Objective: Return the number of lines that include the string "Enter", without any other text.

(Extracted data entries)
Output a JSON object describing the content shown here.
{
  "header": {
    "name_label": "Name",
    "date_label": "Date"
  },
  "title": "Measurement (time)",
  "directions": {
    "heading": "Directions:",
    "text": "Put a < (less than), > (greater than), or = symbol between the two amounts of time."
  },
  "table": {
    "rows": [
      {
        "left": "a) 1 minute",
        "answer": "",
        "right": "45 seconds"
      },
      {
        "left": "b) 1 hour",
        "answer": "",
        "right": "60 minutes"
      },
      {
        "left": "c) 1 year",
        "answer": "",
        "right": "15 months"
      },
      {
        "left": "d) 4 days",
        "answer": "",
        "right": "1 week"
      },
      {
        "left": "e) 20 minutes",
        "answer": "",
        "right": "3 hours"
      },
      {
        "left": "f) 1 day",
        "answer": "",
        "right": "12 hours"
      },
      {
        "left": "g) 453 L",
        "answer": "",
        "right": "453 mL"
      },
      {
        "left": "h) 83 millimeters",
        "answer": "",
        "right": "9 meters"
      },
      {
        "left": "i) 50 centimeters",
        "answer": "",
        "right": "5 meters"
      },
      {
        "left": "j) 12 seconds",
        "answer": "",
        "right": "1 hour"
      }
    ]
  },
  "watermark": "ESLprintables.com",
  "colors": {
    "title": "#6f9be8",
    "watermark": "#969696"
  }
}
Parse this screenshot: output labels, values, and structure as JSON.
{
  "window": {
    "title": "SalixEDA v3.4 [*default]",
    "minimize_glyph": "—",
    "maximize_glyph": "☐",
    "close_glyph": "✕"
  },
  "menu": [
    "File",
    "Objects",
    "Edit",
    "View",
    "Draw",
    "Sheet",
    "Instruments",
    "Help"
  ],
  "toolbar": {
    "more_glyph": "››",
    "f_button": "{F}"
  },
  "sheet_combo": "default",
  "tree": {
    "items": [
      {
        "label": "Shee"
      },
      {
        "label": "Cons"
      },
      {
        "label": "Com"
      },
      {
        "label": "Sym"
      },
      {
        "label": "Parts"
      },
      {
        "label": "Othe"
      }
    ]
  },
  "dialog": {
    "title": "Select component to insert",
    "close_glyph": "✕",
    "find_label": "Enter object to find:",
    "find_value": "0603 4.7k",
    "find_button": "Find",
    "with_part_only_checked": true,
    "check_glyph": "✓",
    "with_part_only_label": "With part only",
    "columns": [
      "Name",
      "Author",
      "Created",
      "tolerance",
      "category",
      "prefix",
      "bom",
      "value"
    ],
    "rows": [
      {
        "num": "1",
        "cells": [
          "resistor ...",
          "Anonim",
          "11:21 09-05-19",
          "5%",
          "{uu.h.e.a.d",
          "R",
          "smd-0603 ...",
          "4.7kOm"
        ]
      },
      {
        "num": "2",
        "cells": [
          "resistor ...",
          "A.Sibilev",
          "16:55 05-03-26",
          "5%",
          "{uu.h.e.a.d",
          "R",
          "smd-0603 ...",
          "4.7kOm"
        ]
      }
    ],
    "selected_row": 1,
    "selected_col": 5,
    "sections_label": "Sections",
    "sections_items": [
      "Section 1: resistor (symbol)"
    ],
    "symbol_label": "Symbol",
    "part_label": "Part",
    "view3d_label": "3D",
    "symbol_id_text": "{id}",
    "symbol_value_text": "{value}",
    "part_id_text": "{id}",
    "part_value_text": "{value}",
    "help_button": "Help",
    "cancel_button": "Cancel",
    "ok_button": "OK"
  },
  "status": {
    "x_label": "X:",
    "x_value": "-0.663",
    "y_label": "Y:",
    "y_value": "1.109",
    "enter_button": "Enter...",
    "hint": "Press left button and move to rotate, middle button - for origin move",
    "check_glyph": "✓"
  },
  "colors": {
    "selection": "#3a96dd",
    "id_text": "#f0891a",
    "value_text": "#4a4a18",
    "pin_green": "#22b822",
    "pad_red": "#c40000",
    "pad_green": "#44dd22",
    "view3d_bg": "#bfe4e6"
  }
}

Exercise solution: 2